PROVIDED PASSAGE:
+===+

# Weedkiller for Buttercup?



## kit279 (25 February 2008)

I keep my horses at home but we have quite a bit of creeping buttercup in the field. The horses won't eat it but I'd like to be rid of it all the same - can anyone recommend a good weedkiller or a good company that can spray it for me? We're based in Cambridge. Thank you!


----------



## Holly27 (25 February 2008)

grazeon 90 
you get it from farm retailers theres one in halesworth look it up on google ,


----------



## Bosworth (25 February 2008)

I don't think Grazon 90 does buttercup - it is for Broad leaf - ie Doc, thistle and nettle. i think it is something like MCPA  that farmers use which does everything, Nettles, docks, thistles, buttercup and plantain. But ask at countrywide/ Moleavon or some agricultural store and they will let you know. Also there should be a local contractor who an spray it for you. I have two I can use - on uses an arm sprayer of a quad and the other uses a huge sprayer on a tractor - takes him less than an hour to do my 35 acres. And its really cheap


----------



## Holly27 (25 February 2008)

i read it today !! IT DOES DO BUTTERCUPS aswell !!  
	
	
		
		
	


	




my farmer uses it for our paddocks and it does all docks ect and buttercups and you can put it in a spayer and do it yourself 
30 quidfor a bottle does like 25 acers plus


----------



## 0ldmare (25 February 2008)

Grazon is not particularly effective for buttercups, however, the company that makes it has now bought out a new one called Forefront which they say is very effective. It also does other broadleef plants such as docks etc. I have it on order and will be trying it soom...


----------



## BigBird146 (25 February 2008)

I've used Grazon 90 on buttercups and it does work (also for docks, thistles, nettles etc) but you have to keep your horses off it for a week after.


----------



## jrp204 (25 February 2008)

Get the soil ph checked too, if it is low, buttercups will keep coming back.


----------



## Donkeymad (25 February 2008)

Is Grazon 90 available to Joe Public or only to Licenced folk? need to do ours this year.


----------



## 1963 (24 July 2008)

clydeside trading society, south lanarkshire tel 01555894151

i use grazon 90 in my garden, great for all weeds, dosnt  kill grass. 

think it does buttercups, but if in doubt phone Dave on above number if grazon not what you need he will put you in the right path...Dave is head storeman of cts


----------

+===+

[Layout dataset entries]
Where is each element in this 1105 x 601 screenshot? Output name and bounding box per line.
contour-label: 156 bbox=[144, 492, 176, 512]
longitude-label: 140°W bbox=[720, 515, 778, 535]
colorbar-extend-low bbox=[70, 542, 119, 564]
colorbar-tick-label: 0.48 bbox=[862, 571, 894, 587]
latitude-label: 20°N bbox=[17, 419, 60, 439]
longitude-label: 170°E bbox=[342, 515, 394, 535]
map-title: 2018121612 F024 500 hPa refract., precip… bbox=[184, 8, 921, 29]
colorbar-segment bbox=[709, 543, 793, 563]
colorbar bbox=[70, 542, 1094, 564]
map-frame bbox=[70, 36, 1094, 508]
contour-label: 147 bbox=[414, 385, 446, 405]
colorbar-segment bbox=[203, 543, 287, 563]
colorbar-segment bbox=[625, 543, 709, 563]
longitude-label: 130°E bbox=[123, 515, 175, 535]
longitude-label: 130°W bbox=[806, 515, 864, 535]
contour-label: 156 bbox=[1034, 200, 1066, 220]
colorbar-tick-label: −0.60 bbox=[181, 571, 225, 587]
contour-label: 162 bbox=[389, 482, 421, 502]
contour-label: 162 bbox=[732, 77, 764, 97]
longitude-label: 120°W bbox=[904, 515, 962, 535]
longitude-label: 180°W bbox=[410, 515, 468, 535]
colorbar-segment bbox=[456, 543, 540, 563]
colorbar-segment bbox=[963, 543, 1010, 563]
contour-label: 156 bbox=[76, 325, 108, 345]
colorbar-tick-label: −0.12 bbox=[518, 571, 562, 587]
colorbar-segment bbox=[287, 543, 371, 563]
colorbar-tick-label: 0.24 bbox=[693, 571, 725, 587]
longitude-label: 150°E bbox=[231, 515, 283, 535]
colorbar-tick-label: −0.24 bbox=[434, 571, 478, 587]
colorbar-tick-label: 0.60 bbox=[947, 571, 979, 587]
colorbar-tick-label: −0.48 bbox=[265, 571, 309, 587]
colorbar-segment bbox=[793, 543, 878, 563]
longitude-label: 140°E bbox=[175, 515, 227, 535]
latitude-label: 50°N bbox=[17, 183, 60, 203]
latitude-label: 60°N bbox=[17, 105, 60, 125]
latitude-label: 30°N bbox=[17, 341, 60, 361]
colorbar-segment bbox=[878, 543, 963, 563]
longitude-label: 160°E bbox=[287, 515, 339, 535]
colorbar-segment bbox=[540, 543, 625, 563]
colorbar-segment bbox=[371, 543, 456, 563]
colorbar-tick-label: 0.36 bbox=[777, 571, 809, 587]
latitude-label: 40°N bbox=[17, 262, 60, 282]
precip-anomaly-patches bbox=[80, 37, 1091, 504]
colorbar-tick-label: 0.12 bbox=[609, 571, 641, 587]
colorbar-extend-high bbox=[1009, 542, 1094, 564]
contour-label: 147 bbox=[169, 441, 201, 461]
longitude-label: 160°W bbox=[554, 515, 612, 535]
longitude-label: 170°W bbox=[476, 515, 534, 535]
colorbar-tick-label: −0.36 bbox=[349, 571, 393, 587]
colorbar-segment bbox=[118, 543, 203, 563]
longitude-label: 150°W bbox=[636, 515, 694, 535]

+===+

TASKS TO PERFORM:
a. Retype the stretch of the buttercup weedkiller thread from "## Donkeymad (25" through "(24 July 2008)".
b. Repeat the records from their start through the line containing "colorbar-extend-low bbox=[70, 542, 119, 564]", including that line.
The forum thread and the records have no connection to each other.

EXPECTED RESPONSES:
a.
## Donkeymad (25 February 2008)

Is Grazon 90 available to Joe Public or only to Licenced folk? need to do ours this year.


----------



## 1963 (24 July 2008)

b.
Where is each element in this 1105 x 601 screenshot? Output name and bounding box per line.
contour-label: 156 bbox=[144, 492, 176, 512]
longitude-label: 140°W bbox=[720, 515, 778, 535]
colorbar-extend-low bbox=[70, 542, 119, 564]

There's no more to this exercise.